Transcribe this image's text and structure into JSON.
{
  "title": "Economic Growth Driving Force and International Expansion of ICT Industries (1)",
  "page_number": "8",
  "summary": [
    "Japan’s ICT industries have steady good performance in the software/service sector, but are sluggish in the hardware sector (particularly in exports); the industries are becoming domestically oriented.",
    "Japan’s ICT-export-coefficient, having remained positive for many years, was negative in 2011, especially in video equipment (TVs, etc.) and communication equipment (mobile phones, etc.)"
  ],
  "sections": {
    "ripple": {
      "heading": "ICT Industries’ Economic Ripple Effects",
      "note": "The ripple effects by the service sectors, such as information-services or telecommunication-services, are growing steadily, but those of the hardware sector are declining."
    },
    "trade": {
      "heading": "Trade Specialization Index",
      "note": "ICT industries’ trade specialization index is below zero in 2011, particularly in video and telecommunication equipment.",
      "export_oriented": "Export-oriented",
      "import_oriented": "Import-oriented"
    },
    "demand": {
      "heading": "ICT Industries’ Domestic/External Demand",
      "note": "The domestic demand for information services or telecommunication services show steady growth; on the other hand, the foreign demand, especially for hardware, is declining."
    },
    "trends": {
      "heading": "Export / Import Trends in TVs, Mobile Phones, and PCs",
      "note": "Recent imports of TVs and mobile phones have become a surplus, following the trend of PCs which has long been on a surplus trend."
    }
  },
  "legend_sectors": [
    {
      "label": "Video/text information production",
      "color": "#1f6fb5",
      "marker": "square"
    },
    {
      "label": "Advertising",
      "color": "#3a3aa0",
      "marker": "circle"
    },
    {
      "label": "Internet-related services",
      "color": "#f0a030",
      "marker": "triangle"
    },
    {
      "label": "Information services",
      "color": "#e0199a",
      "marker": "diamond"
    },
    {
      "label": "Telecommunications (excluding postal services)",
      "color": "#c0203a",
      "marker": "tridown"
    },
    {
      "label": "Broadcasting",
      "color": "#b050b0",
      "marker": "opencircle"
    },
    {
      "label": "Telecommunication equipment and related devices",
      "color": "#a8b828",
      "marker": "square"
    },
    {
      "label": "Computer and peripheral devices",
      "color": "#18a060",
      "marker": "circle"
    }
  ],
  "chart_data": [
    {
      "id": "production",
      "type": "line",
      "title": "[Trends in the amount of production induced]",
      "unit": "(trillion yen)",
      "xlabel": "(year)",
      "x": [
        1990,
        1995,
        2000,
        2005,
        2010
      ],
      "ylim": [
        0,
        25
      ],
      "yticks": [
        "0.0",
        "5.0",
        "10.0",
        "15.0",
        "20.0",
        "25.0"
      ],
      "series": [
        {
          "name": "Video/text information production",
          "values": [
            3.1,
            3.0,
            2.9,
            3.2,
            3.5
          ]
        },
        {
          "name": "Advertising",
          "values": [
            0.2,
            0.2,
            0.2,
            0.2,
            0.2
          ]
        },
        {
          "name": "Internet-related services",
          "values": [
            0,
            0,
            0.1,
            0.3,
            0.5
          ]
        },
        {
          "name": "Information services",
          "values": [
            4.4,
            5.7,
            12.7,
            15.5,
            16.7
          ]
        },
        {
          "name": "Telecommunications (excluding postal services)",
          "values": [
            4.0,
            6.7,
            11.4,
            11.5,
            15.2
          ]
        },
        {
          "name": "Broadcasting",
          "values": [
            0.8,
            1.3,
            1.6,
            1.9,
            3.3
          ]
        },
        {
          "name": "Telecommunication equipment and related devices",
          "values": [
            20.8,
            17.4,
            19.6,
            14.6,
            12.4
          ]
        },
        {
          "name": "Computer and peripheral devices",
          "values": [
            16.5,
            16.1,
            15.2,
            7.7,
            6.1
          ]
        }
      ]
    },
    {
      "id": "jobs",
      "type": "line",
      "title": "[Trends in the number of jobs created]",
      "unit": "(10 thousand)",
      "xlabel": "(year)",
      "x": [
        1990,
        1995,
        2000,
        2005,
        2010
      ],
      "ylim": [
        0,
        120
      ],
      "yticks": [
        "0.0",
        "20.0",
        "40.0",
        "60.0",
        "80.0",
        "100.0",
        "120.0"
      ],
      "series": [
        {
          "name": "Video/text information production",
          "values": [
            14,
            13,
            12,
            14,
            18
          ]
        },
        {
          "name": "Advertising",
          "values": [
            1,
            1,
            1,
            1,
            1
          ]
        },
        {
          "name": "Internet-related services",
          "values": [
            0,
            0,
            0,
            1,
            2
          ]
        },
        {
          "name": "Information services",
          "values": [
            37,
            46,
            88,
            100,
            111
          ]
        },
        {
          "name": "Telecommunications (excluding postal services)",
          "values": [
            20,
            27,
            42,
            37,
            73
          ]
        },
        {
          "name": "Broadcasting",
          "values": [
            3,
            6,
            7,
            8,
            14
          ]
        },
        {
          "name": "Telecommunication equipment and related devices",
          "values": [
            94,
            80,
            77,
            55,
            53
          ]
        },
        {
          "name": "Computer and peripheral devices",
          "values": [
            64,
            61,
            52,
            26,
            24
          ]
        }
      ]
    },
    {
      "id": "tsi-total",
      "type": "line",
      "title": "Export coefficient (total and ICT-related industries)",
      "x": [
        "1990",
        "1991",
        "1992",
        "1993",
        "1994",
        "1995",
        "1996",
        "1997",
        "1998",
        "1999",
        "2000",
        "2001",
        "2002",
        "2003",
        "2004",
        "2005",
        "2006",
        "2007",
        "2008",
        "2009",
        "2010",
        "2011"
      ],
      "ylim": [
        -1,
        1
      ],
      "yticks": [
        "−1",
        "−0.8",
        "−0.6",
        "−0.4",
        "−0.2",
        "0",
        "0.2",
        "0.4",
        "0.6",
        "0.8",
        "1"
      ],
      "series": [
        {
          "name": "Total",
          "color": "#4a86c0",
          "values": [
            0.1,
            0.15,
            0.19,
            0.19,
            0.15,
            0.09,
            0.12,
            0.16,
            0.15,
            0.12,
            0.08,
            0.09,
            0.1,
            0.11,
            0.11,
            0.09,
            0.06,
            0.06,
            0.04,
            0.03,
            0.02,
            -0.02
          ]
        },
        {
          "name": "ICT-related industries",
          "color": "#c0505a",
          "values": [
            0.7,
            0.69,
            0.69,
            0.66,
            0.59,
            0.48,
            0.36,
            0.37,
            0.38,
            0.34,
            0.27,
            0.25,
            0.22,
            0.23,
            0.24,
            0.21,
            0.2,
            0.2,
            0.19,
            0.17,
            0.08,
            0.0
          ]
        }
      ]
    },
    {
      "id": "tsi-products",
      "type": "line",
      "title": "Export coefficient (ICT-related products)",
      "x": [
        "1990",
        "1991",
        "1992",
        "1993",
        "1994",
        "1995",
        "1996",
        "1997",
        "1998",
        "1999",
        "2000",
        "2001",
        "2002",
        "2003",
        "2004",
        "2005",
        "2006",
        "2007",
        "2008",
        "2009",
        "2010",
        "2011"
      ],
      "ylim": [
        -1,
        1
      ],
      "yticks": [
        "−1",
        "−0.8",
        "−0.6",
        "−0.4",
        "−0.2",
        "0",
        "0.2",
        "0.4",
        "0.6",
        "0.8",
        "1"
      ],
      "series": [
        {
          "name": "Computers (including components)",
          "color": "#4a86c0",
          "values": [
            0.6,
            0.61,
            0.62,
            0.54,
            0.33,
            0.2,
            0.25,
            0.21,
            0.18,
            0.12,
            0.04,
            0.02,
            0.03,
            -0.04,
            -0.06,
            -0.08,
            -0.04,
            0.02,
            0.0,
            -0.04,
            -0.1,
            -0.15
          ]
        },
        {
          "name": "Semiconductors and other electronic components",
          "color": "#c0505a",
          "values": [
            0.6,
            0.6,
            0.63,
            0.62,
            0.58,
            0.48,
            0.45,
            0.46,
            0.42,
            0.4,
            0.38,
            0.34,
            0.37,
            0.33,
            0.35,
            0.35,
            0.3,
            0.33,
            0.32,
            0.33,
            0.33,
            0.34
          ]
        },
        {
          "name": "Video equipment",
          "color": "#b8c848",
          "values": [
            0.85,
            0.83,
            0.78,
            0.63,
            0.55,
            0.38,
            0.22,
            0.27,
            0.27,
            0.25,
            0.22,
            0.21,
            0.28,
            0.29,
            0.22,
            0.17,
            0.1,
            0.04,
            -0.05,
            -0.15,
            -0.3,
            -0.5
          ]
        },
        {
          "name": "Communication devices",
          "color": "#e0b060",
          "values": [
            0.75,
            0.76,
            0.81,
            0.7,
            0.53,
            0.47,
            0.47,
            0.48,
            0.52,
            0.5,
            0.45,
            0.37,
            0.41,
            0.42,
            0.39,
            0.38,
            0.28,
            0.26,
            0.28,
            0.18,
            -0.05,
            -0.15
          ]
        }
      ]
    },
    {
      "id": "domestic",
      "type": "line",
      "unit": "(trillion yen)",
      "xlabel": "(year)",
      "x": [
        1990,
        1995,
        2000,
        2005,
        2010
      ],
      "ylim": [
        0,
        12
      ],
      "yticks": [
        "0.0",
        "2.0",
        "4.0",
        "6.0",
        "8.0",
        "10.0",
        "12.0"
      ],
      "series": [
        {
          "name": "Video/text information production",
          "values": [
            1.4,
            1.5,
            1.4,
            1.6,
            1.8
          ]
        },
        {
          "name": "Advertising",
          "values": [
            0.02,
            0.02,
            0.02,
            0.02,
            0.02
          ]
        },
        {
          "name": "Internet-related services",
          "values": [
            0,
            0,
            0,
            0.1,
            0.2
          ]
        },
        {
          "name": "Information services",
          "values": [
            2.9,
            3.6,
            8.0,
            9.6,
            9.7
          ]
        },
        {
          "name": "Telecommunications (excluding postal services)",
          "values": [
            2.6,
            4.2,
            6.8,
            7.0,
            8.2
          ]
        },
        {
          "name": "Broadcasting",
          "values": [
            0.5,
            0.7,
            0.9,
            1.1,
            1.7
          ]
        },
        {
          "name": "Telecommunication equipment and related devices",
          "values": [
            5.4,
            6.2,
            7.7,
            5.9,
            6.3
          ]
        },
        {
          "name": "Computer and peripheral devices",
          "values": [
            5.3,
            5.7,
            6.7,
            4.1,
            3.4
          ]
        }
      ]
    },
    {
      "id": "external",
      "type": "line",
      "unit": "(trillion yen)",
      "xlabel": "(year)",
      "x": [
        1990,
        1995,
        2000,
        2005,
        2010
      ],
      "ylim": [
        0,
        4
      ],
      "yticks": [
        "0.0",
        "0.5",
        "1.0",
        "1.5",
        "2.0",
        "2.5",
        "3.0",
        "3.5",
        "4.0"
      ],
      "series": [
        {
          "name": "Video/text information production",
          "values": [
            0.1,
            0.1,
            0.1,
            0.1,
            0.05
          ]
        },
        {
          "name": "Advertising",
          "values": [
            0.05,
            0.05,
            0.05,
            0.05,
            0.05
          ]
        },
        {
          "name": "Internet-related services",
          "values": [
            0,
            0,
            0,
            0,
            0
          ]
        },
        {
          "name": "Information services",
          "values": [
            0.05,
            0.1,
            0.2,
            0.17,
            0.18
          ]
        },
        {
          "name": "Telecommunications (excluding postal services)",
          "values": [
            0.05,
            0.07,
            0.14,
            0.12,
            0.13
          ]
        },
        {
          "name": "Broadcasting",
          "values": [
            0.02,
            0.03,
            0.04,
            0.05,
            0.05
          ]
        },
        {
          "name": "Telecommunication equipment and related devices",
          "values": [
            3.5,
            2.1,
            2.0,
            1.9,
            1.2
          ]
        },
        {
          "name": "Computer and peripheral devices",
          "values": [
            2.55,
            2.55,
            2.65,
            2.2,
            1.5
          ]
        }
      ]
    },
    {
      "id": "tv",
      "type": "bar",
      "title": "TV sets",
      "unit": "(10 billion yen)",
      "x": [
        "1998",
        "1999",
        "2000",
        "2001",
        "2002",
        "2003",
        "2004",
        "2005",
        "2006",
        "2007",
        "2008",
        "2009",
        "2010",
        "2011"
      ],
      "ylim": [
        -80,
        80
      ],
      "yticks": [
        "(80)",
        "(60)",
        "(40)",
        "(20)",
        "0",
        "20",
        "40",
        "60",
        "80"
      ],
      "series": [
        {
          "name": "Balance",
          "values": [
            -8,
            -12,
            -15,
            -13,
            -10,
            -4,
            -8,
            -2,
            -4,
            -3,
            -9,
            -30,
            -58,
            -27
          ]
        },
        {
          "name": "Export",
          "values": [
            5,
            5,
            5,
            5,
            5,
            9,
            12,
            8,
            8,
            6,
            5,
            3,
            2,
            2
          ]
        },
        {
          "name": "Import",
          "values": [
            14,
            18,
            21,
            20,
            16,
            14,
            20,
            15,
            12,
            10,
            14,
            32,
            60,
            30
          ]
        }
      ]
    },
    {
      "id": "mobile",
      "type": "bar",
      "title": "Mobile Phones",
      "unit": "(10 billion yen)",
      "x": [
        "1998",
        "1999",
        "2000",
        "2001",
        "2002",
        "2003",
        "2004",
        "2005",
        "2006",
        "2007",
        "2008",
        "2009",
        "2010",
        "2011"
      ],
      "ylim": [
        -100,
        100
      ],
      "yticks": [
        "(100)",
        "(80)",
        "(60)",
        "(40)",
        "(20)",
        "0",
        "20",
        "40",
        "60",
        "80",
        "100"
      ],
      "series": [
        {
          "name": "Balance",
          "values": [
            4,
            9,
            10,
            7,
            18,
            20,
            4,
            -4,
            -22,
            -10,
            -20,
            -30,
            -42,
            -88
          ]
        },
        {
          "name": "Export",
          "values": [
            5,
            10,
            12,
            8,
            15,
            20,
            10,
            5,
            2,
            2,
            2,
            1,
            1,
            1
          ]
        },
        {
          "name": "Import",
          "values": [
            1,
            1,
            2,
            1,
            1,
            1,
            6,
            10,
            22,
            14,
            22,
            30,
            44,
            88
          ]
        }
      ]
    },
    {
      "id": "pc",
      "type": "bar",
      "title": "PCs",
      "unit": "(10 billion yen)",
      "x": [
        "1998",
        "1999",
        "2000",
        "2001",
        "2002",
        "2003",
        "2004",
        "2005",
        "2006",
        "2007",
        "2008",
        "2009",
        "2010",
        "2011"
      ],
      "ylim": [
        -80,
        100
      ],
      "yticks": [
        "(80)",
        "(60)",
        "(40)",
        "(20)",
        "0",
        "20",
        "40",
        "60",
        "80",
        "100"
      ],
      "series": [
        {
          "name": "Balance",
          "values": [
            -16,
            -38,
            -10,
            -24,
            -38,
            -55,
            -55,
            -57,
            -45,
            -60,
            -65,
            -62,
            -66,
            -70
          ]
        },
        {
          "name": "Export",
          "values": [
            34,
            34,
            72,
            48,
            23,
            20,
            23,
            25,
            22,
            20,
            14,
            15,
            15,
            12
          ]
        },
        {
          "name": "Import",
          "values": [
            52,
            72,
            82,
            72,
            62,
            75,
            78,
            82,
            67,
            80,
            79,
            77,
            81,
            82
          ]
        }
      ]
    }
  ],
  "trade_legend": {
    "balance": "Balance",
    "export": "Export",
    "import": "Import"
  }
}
+++
◆ Task goal ◆
Compute how many lines include the string "title", then give that number by itself.

◆ Response to the exercise ◆
8